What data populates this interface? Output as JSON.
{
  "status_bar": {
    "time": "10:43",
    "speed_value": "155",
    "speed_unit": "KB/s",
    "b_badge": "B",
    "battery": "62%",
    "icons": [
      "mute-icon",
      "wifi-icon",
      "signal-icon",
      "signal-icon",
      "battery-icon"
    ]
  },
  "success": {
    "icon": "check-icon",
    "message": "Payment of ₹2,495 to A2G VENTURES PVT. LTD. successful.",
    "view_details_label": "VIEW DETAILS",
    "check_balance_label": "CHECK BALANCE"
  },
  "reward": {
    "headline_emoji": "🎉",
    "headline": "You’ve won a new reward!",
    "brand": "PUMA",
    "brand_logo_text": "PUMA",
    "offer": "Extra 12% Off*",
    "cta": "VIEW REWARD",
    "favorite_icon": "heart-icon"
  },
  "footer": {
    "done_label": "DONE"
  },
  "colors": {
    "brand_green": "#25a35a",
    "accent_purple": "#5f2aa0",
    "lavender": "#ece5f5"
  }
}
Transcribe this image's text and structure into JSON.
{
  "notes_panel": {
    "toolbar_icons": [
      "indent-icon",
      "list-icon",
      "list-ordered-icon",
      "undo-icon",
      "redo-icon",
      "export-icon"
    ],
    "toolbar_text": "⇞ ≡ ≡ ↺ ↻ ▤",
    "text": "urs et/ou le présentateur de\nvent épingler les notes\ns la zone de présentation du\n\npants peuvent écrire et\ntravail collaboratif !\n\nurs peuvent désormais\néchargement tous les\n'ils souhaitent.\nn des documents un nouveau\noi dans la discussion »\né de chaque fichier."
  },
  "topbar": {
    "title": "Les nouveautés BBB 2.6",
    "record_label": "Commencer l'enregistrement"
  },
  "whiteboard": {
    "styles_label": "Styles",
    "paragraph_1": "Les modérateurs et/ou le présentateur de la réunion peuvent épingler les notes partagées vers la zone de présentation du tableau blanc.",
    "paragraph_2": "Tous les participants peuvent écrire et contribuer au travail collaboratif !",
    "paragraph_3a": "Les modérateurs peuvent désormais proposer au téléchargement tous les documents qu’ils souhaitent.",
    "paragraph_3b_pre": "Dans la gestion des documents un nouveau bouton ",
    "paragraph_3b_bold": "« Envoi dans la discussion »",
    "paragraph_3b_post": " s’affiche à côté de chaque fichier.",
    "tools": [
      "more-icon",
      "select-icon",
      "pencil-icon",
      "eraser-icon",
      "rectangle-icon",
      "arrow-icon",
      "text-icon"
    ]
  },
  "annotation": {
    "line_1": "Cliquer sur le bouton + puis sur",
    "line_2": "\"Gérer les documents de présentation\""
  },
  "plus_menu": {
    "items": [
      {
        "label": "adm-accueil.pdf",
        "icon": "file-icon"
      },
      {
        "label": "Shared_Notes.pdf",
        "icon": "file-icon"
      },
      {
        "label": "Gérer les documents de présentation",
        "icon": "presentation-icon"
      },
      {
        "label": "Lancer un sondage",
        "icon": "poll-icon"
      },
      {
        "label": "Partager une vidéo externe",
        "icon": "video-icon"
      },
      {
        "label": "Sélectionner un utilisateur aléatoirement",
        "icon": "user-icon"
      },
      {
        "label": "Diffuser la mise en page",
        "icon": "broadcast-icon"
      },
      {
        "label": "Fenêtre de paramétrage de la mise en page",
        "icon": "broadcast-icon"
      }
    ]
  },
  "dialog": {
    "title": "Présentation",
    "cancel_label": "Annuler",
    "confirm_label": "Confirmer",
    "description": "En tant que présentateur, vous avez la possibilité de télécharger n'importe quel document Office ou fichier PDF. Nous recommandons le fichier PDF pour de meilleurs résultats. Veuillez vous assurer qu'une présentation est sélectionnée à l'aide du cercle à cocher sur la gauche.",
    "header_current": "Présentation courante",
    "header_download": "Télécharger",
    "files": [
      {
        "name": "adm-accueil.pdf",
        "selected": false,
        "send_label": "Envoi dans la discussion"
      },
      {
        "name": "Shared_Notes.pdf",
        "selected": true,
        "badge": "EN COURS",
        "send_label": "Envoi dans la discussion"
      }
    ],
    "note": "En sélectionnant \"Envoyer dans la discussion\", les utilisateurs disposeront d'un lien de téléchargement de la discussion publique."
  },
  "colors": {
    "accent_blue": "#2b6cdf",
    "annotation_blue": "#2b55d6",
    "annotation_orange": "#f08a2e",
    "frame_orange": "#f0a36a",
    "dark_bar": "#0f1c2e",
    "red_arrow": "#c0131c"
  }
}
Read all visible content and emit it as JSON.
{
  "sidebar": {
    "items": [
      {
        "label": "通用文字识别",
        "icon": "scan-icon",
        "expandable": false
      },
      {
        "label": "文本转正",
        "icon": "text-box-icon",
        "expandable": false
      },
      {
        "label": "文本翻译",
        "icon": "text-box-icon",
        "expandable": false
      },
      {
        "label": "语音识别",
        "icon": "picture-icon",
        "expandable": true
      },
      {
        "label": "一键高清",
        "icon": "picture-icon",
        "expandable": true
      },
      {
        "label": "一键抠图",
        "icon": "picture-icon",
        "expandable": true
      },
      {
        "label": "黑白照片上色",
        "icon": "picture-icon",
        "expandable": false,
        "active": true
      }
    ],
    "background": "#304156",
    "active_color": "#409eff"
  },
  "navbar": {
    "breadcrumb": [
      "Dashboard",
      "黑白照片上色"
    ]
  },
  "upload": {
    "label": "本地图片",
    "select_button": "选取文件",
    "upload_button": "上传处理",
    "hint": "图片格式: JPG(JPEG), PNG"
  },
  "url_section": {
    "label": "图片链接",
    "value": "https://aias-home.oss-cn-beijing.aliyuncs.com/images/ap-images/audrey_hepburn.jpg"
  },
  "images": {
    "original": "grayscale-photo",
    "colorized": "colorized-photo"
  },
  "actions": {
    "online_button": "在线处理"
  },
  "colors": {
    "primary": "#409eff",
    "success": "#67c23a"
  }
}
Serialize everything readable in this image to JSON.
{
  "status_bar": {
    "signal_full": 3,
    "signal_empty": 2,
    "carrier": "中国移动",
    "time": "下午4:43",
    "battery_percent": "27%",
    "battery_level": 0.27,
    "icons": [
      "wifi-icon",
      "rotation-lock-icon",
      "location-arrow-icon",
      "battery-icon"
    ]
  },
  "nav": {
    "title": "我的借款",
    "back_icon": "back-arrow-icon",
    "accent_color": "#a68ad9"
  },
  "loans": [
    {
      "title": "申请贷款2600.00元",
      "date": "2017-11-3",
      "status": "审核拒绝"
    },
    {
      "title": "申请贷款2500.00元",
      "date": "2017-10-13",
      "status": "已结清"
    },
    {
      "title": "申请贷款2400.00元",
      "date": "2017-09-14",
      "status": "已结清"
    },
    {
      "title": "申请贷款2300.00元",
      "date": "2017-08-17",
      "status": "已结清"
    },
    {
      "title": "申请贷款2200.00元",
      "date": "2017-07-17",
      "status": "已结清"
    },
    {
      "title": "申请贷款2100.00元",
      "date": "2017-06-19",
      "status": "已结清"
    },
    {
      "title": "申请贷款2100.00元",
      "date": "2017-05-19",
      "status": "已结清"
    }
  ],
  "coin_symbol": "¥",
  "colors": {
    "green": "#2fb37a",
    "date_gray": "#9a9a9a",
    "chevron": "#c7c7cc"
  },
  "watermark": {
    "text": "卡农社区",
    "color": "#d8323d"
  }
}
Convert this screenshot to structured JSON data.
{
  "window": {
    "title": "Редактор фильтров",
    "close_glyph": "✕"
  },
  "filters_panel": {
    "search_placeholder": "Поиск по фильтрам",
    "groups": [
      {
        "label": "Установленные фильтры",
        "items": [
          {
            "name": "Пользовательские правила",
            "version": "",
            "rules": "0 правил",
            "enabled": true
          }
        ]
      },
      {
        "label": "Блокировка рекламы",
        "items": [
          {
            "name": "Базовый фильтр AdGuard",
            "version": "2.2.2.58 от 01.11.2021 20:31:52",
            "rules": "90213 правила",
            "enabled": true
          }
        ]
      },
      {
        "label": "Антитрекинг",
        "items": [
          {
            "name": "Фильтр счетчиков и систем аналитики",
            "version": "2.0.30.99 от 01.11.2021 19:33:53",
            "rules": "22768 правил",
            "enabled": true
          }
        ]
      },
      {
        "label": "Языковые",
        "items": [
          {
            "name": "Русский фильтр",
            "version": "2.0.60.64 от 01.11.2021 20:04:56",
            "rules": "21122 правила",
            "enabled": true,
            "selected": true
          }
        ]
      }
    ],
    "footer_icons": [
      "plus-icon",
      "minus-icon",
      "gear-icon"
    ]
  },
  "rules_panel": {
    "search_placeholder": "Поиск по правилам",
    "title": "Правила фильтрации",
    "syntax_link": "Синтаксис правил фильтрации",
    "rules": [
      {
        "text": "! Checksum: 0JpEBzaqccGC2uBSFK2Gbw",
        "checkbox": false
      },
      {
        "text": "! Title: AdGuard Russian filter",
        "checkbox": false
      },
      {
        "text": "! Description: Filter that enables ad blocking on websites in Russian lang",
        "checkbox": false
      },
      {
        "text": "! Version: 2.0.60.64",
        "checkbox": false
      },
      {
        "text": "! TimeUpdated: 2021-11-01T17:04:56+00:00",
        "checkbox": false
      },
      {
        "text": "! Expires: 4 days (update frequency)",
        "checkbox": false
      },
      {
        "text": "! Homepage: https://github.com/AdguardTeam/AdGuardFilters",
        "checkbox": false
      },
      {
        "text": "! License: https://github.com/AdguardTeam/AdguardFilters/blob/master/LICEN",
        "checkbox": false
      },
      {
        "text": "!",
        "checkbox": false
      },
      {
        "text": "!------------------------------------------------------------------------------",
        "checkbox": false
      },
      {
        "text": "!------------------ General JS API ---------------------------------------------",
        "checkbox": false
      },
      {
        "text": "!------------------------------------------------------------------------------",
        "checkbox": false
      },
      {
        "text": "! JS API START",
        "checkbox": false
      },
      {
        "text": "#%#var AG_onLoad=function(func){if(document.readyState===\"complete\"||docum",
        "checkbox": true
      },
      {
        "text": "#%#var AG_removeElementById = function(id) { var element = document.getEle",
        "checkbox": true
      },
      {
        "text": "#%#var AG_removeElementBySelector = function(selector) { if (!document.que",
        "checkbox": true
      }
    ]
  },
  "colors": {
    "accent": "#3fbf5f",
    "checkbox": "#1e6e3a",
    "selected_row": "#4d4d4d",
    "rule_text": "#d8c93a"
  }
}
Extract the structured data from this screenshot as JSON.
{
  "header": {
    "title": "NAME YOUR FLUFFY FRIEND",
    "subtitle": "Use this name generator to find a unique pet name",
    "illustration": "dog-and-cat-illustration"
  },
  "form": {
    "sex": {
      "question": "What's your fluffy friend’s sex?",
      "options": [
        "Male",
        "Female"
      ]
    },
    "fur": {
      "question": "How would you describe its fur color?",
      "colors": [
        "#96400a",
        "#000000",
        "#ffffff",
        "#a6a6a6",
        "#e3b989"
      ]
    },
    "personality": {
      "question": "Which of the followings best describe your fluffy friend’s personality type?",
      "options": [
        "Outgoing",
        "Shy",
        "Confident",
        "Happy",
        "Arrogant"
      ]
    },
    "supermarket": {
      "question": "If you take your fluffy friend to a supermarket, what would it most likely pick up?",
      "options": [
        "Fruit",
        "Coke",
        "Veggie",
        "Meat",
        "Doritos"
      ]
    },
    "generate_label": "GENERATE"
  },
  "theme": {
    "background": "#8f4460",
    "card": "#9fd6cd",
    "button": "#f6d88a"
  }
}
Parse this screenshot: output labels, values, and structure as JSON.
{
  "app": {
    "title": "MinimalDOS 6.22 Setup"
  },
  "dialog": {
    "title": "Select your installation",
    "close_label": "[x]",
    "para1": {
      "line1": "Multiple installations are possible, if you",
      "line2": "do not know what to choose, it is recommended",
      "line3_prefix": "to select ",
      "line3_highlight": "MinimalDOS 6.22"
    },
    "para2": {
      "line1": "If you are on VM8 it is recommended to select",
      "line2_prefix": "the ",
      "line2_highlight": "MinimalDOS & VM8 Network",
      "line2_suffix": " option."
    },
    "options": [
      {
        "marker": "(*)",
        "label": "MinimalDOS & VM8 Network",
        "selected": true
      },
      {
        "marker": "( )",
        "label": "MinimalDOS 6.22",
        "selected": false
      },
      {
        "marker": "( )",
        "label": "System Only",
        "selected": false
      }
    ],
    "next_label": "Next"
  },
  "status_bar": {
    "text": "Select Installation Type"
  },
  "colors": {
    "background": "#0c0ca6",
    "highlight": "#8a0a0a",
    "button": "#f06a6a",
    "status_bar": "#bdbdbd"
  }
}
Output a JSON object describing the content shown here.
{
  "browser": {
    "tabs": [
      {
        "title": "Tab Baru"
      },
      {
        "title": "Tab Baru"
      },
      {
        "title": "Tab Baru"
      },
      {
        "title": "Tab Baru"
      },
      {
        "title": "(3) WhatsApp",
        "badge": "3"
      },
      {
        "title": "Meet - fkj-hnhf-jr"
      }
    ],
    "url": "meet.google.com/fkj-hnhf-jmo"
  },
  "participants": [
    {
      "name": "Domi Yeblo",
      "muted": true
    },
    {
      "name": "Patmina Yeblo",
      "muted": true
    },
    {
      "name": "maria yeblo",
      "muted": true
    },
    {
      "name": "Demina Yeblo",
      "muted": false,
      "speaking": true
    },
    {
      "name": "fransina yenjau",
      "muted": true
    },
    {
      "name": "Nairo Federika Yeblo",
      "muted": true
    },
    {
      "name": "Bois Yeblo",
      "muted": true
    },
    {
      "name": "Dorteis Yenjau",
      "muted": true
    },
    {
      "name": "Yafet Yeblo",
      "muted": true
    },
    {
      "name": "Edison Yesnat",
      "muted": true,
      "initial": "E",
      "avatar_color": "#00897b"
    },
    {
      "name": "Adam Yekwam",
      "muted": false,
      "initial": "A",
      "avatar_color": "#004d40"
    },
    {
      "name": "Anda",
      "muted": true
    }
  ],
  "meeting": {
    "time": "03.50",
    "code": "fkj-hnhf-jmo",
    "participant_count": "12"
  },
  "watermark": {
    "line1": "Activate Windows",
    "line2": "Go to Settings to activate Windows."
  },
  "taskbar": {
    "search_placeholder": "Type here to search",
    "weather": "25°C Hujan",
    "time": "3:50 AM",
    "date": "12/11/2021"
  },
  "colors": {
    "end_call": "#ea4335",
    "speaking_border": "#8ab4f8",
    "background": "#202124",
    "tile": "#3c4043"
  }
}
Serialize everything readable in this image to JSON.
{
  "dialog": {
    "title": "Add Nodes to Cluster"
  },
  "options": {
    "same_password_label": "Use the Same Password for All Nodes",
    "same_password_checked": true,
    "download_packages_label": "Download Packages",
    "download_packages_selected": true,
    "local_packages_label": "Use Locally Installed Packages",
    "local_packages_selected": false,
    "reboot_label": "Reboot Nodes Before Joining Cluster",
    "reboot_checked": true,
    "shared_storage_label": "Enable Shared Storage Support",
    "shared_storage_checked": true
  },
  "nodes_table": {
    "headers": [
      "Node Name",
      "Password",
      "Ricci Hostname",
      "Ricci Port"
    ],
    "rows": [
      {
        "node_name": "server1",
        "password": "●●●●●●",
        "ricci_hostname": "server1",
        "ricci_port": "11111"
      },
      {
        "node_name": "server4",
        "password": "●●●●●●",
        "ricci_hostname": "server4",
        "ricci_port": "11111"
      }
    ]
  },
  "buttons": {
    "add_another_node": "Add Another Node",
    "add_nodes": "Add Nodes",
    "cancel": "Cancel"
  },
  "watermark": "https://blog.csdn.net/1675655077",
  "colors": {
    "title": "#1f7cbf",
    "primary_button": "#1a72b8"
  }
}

[What the task asks]: Find every line that holds "photo" and copy it.

[Task result]:
    "original": "grayscale-photo",
    "colorized": "colorized-photo"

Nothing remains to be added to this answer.